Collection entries
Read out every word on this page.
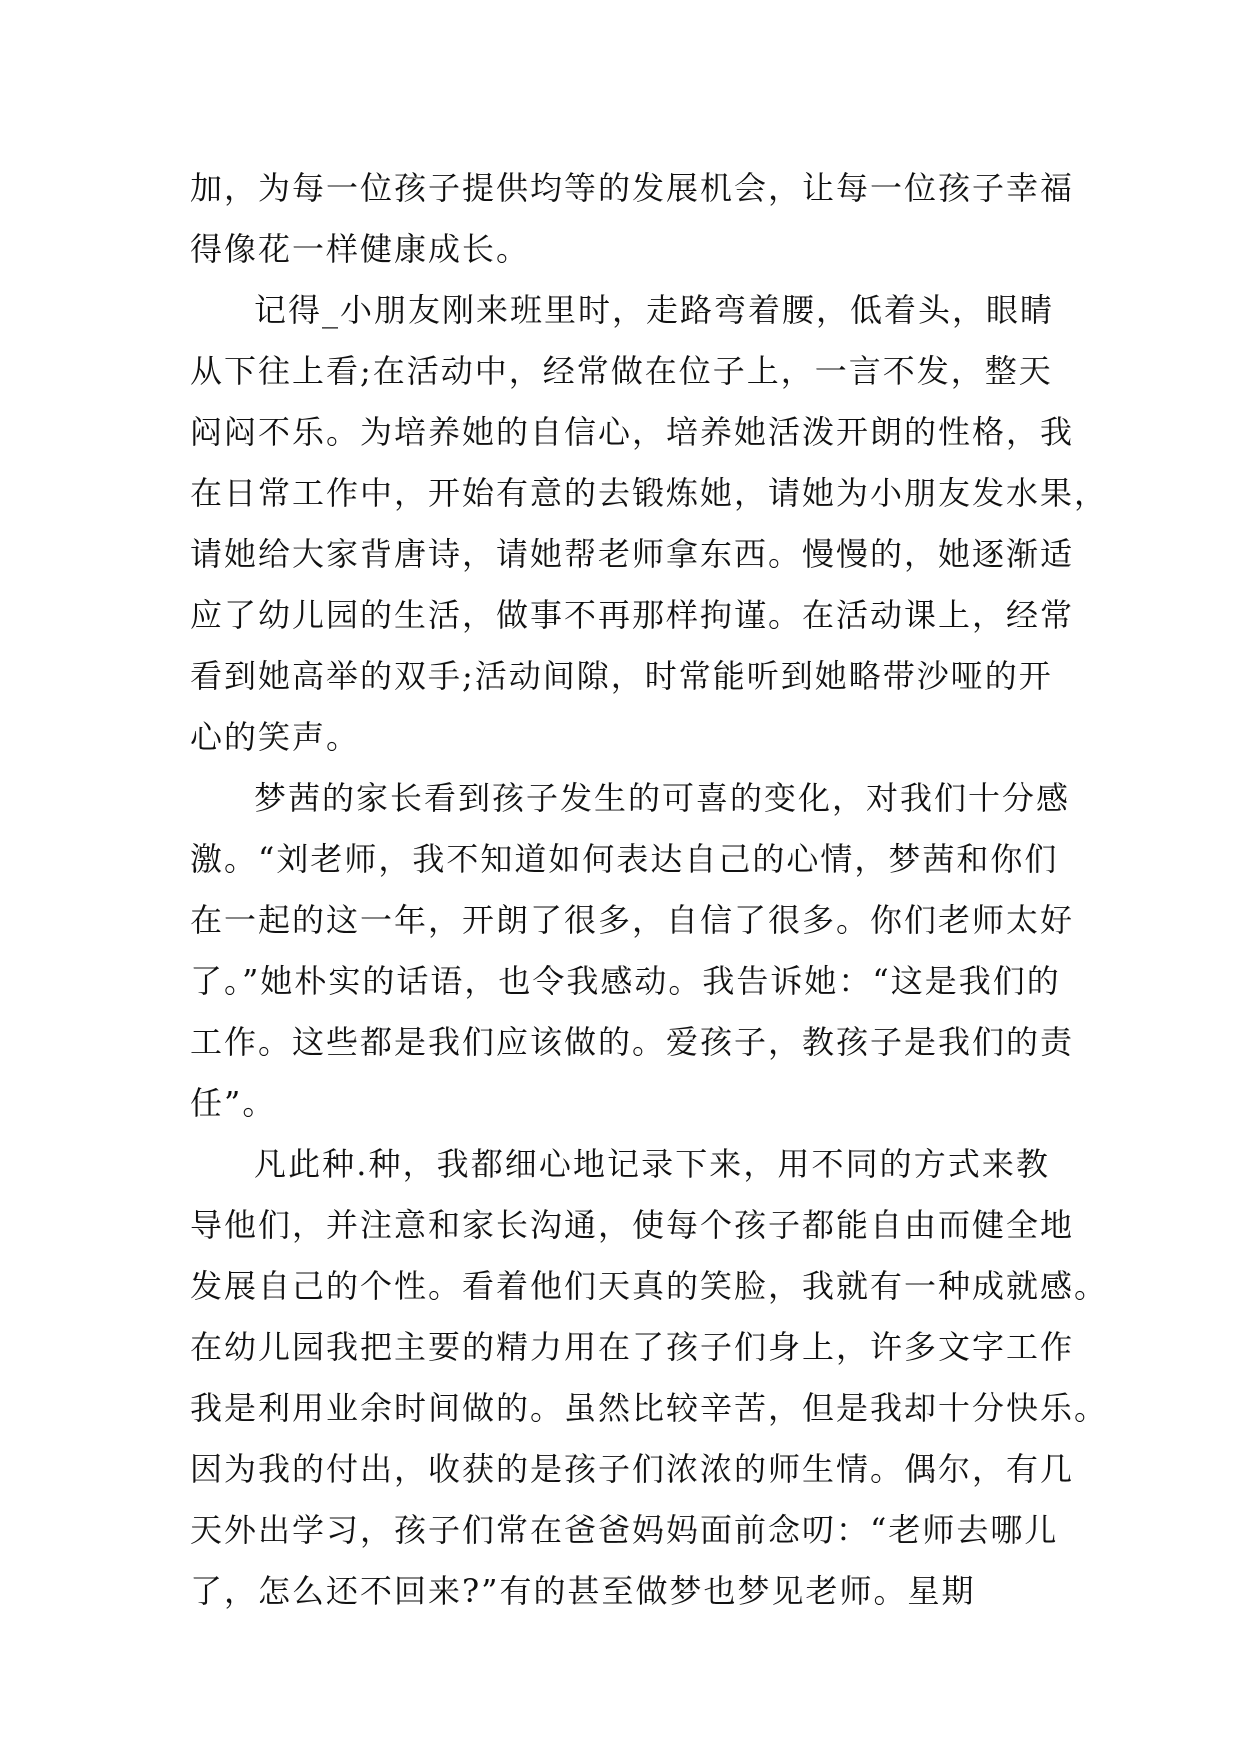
加，为每一位孩子提供均等的发展机会，让每一位孩子幸福
得像花一样健康成长。
记得_小朋友刚来班里时，走路弯着腰，低着头，眼睛
从下往上看;在活动中，经常做在位子上，一言不发，整天
闷闷不乐。为培养她的自信心，培养她活泼开朗的性格，我
在日常工作中，开始有意的去锻炼她，请她为小朋友发水果，
请她给大家背唐诗，请她帮老师拿东西。慢慢的，她逐渐适
应了幼儿园的生活，做事不再那样拘谨。在活动课上，经常
看到她高举的双手;活动间隙，时常能听到她略带沙哑的开
心的笑声。
梦茜的家长看到孩子发生的可喜的变化，对我们十分感
激。“刘老师，我不知道如何表达自己的心情，梦茜和你们
在一起的这一年，开朗了很多，自信了很多。你们老师太好
了。”她朴实的话语，也令我感动。我告诉她：“这是我们的
工作。这些都是我们应该做的。爱孩子，教孩子是我们的责
任”。
凡此种.种，我都细心地记录下来，用不同的方式来教
导他们，并注意和家长沟通，使每个孩子都能自由而健全地
发展自己的个性。看着他们天真的笑脸，我就有一种成就感。
在幼儿园我把主要的精力用在了孩子们身上，许多文字工作
我是利用业余时间做的。虽然比较辛苦，但是我却十分快乐。
因为我的付出，收获的是孩子们浓浓的师生情。偶尔，有几
天外出学习，孩子们常在爸爸妈妈面前念叨：“老师去哪儿
了，怎么还不回来?”有的甚至做梦也梦见老师。星期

> [OBJECTIVE] Every entry above is to be set down exactly; the pictures are to be left out.

> [EXERCISE ANSWER]
Read out every word on this page.
加，为每一位孩子提供均等的发展机会，让每一位孩子幸福
得像花一样健康成长。
记得_小朋友刚来班里时，走路弯着腰，低着头，眼睛
从下往上看;在活动中，经常做在位子上，一言不发，整天
闷闷不乐。为培养她的自信心，培养她活泼开朗的性格，我
在日常工作中，开始有意的去锻炼她，请她为小朋友发水果，
请她给大家背唐诗，请她帮老师拿东西。慢慢的，她逐渐适
应了幼儿园的生活，做事不再那样拘谨。在活动课上，经常
看到她高举的双手;活动间隙，时常能听到她略带沙哑的开
心的笑声。
梦茜的家长看到孩子发生的可喜的变化，对我们十分感
激。“刘老师，我不知道如何表达自己的心情，梦茜和你们
在一起的这一年，开朗了很多，自信了很多。你们老师太好
了。”她朴实的话语，也令我感动。我告诉她：“这是我们的
工作。这些都是我们应该做的。爱孩子，教孩子是我们的责
任”。
凡此种.种，我都细心地记录下来，用不同的方式来教
导他们，并注意和家长沟通，使每个孩子都能自由而健全地
发展自己的个性。看着他们天真的笑脸，我就有一种成就感。
在幼儿园我把主要的精力用在了孩子们身上，许多文字工作
我是利用业余时间做的。虽然比较辛苦，但是我却十分快乐。
因为我的付出，收获的是孩子们浓浓的师生情。偶尔，有几
天外出学习，孩子们常在爸爸妈妈面前念叨：“老师去哪儿
了，怎么还不回来?”有的甚至做梦也梦见老师。星期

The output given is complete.